[Work to do] Transcribe every entry word for word. Skip the pictures.

++++ Data supplied

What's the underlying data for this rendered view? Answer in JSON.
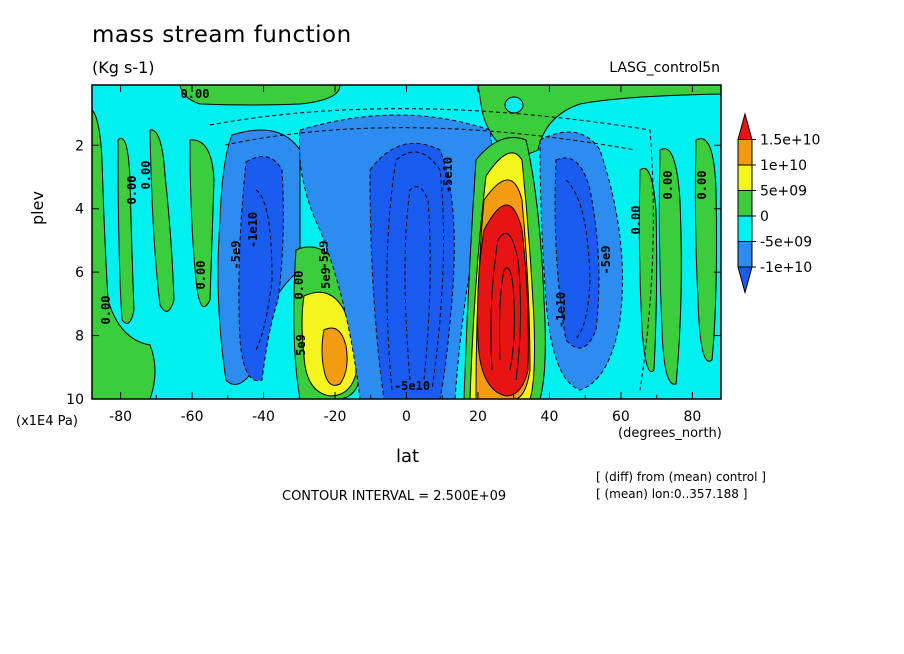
{
  "chart_data": {
    "type": "heatmap",
    "title": "mass stream function",
    "units": "(Kg s-1)",
    "dataset": "LASG_control5n",
    "xlabel": "lat",
    "xunits": "(degrees_north)",
    "ylabel": "plev",
    "yunits": "(x1E4 Pa)",
    "xlim": [
      -88,
      88
    ],
    "ylim": [
      10,
      0.1
    ],
    "xticks": [
      "-80",
      "-60",
      "-40",
      "-20",
      "0",
      "20",
      "40",
      "60",
      "80"
    ],
    "yticks": [
      "2",
      "4",
      "6",
      "8",
      "10"
    ],
    "contour_interval": "CONTOUR INTERVAL = 2.500E+09",
    "notes": [
      "[ (diff) from (mean) control ]",
      "[ (mean) lon:0..357.188 ]"
    ],
    "colorbar": {
      "labels": [
        "1.5e+10",
        "1e+10",
        "5e+09",
        "0",
        "-5e+09",
        "-1e+10"
      ],
      "colors": [
        "#e81414",
        "#f39c12",
        "#f5f51e",
        "#3ccd3c",
        "#00f0f0",
        "#2c8cf0",
        "#1a5cf0"
      ]
    },
    "contour_labels": [
      "0.00",
      "0.00",
      "0.00",
      "0.00",
      "0.00",
      "0.00",
      "0.00",
      "0.00",
      "0.00",
      "-5e9",
      "-1e10",
      "-5e9",
      "5e9",
      "5e9",
      "-5e10",
      "-5e10",
      "-5e9",
      "-1e10"
    ],
    "cells": [
      {
        "lat": -85,
        "plev": 5.5,
        "value": 0
      },
      {
        "lat": -72,
        "plev": 5.5,
        "value": 0
      },
      {
        "lat": -42,
        "plev": 6,
        "value": -7500000000.0
      },
      {
        "lat": -22,
        "plev": 8.5,
        "value": 10000000000.0
      },
      {
        "lat": 0,
        "plev": 5.5,
        "value": -12000000000.0
      },
      {
        "lat": 28,
        "plev": 7,
        "value": 15000000000.0
      },
      {
        "lat": 48,
        "plev": 6,
        "value": -7500000000.0
      },
      {
        "lat": 67,
        "plev": 5.5,
        "value": 0
      },
      {
        "lat": 78,
        "plev": 5.5,
        "value": 0
      }
    ]
  }
}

++++++++

[Final answer]
What's the underlying data for this rendered view? Answer in JSON.
{
  "chart_data": {
    "type": "heatmap",
    "title": "mass stream function",
    "units": "(Kg s-1)",
    "dataset": "LASG_control5n",
    "xlabel": "lat",
    "xunits": "(degrees_north)",
    "ylabel": "plev",
    "yunits": "(x1E4 Pa)",
    "xlim": [
      -88,
      88
    ],
    "ylim": [
      10,
      0.1
    ],
    "xticks": [
      "-80",
      "-60",
      "-40",
      "-20",
      "0",
      "20",
      "40",
      "60",
      "80"
    ],
    "yticks": [
      "2",
      "4",
      "6",
      "8",
      "10"
    ],
    "contour_interval": "CONTOUR INTERVAL = 2.500E+09",
    "notes": [
      "[ (diff) from (mean) control ]",
      "[ (mean) lon:0..357.188 ]"
    ],
    "colorbar": {
      "labels": [
        "1.5e+10",
        "1e+10",
        "5e+09",
        "0",
        "-5e+09",
        "-1e+10"
      ],
      "colors": [
        "#e81414",
        "#f39c12",
        "#f5f51e",
        "#3ccd3c",
        "#00f0f0",
        "#2c8cf0",
        "#1a5cf0"
      ]
    },
    "contour_labels": [
      "0.00",
      "0.00",
      "0.00",
      "0.00",
      "0.00",
      "0.00",
      "0.00",
      "0.00",
      "0.00",
      "-5e9",
      "-1e10",
      "-5e9",
      "5e9",
      "5e9",
      "-5e10",
      "-5e10",
      "-5e9",
      "-1e10"
    ],
    "cells": [
      {
        "lat": -85,
        "plev": 5.5,
        "value": 0
      },
      {
        "lat": -72,
        "plev": 5.5,
        "value": 0
      },
      {
        "lat": -42,
        "plev": 6,
        "value": -7500000000.0
      },
      {
        "lat": -22,
        "plev": 8.5,
        "value": 10000000000.0
      },
      {
        "lat": 0,
        "plev": 5.5,
        "value": -12000000000.0
      },
      {
        "lat": 28,
        "plev": 7,
        "value": 15000000000.0
      },
      {
        "lat": 48,
        "plev": 6,
        "value": -7500000000.0
      },
      {
        "lat": 67,
        "plev": 5.5,
        "value": 0
      },
      {
        "lat": 78,
        "plev": 5.5,
        "value": 0
      }
    ]
  }
}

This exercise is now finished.